__EXERCISE DIRECTIONS__
From the records below, return every line containing the word "Tumor".

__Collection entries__
══════
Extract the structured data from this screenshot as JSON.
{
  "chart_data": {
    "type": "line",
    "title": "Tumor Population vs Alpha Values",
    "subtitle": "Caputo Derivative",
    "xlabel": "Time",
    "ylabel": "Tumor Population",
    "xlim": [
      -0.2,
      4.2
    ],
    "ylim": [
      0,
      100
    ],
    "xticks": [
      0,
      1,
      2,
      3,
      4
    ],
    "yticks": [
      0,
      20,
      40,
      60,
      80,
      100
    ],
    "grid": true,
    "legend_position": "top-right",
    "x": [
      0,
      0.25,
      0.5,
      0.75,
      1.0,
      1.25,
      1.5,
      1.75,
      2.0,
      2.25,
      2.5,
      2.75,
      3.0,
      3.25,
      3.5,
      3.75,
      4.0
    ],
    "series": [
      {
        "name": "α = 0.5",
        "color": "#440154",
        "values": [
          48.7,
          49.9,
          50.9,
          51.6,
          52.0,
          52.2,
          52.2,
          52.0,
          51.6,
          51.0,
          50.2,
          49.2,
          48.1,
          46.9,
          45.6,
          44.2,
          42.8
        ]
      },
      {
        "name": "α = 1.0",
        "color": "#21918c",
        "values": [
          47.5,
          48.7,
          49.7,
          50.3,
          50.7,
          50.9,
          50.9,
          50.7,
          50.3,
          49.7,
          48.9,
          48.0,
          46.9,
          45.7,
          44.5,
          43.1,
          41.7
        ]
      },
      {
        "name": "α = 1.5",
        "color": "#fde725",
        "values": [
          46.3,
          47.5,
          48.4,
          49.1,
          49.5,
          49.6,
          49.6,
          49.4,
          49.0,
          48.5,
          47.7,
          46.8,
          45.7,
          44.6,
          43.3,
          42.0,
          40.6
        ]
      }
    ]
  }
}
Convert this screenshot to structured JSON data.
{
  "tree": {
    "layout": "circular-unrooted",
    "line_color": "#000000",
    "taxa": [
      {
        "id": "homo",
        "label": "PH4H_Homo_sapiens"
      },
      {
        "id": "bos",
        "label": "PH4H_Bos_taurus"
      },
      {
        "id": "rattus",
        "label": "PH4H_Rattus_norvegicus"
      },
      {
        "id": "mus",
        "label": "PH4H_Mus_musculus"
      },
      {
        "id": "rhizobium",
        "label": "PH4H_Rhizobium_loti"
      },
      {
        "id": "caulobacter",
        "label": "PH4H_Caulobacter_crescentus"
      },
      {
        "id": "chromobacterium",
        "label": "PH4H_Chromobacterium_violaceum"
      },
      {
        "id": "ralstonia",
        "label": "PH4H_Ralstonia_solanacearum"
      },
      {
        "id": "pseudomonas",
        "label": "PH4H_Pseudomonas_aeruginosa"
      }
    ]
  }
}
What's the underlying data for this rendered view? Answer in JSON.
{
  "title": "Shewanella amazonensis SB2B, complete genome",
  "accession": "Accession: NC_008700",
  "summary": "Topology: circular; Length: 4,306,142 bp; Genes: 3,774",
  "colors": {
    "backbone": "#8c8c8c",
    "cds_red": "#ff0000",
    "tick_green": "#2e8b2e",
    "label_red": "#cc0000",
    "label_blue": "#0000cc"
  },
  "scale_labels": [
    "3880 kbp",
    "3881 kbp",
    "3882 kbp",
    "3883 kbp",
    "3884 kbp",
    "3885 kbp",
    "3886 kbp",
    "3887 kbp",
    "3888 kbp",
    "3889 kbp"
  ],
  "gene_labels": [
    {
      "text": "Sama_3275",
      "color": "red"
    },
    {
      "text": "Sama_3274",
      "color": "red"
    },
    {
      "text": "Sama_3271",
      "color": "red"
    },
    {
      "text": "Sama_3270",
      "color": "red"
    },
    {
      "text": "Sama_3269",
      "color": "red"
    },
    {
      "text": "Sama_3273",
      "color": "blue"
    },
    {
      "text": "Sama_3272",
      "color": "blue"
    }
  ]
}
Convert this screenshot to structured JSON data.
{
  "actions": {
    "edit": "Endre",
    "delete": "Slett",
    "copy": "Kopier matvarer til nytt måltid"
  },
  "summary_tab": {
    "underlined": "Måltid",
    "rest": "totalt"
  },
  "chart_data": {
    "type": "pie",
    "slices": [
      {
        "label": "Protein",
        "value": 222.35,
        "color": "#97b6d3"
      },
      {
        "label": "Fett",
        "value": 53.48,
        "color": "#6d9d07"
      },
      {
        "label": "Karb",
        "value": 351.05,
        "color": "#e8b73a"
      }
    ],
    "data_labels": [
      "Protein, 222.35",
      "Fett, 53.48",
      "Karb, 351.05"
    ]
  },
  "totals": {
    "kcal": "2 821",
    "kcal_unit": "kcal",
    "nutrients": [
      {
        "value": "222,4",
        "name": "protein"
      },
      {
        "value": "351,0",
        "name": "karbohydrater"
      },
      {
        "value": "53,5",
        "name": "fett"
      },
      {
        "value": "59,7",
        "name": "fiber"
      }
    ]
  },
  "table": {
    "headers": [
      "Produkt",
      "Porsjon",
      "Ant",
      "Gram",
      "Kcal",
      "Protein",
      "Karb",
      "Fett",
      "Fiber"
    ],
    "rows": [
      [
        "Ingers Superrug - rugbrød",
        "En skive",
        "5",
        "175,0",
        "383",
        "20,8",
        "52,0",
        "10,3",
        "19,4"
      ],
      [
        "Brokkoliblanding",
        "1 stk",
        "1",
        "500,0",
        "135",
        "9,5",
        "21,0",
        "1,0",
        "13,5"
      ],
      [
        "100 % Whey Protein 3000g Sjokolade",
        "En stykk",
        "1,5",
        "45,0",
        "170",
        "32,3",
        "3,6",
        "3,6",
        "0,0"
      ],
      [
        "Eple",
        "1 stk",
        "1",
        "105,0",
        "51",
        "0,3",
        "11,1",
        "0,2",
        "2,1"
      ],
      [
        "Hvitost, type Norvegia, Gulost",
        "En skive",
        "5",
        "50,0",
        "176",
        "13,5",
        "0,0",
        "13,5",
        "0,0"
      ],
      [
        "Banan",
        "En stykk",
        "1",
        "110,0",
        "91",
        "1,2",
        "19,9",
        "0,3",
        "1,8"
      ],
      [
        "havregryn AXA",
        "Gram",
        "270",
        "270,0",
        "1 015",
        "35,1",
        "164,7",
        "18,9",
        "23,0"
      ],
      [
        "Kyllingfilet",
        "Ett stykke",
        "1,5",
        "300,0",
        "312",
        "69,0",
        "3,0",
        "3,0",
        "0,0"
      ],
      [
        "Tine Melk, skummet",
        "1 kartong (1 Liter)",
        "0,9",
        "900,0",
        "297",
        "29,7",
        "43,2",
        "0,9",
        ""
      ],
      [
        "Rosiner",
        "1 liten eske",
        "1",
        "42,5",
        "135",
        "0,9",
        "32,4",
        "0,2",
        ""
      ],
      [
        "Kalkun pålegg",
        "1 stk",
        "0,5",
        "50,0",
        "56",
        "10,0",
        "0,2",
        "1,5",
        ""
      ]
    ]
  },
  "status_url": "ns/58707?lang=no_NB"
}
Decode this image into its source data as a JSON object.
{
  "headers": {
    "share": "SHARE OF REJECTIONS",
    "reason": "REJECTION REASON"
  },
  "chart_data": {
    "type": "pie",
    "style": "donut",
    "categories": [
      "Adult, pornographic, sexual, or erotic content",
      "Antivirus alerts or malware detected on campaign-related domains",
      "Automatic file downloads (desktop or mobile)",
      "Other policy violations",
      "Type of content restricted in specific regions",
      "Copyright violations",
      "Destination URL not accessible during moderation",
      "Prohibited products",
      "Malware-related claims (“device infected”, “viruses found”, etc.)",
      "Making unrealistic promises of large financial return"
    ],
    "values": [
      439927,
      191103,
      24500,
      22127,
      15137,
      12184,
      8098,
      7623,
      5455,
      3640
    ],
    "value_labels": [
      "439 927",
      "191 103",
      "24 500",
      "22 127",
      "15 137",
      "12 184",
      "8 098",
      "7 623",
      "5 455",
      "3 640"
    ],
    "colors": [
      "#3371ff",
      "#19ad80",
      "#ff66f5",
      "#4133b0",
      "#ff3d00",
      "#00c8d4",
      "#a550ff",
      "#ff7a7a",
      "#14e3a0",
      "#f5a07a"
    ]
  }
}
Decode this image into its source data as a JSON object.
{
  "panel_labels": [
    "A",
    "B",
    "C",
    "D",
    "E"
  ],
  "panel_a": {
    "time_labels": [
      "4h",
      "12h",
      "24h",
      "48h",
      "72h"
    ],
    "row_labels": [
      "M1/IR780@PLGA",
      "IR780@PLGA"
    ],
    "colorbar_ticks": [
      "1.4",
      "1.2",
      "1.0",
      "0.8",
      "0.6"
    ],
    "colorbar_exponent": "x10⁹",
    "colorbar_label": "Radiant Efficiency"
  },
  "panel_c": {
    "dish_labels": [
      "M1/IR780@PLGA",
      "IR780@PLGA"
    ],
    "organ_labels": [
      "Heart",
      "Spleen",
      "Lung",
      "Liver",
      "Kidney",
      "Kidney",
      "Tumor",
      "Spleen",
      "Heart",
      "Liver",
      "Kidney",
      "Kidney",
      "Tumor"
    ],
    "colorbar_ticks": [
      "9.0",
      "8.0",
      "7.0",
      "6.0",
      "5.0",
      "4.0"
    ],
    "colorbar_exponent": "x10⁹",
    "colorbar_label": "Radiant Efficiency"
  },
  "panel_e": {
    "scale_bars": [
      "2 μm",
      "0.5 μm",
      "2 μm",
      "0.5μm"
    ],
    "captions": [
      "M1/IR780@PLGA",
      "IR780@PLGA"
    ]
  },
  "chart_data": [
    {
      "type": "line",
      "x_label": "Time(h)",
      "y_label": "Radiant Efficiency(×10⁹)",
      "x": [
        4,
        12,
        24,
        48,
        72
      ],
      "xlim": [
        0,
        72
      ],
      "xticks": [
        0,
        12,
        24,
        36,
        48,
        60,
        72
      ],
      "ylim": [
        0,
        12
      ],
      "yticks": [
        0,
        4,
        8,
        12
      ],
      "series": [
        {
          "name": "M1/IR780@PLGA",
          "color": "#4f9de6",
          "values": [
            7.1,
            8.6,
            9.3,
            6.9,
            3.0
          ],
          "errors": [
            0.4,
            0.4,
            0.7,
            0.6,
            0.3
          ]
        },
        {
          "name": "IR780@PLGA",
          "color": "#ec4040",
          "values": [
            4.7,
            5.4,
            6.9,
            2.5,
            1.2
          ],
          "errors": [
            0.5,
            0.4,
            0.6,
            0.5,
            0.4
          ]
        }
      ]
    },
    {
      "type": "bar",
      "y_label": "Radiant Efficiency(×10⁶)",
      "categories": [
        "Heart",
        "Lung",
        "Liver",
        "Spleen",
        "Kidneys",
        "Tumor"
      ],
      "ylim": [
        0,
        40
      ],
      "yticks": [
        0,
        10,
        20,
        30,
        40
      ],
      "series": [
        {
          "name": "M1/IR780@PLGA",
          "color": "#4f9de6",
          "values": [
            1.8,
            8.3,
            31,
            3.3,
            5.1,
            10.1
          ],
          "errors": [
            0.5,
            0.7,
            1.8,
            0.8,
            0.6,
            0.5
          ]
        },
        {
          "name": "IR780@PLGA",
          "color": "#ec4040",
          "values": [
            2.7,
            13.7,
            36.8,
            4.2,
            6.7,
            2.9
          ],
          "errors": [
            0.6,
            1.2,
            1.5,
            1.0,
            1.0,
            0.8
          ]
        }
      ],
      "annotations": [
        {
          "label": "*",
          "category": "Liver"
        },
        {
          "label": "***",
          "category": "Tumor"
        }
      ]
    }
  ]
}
══════
__TASK RESPONSE__
    "title": "Tumor Population vs Alpha Values",
    "ylabel": "Tumor Population",
      "Tumor",
      "Tumor"
        "Tumor"
          "category": "Tumor"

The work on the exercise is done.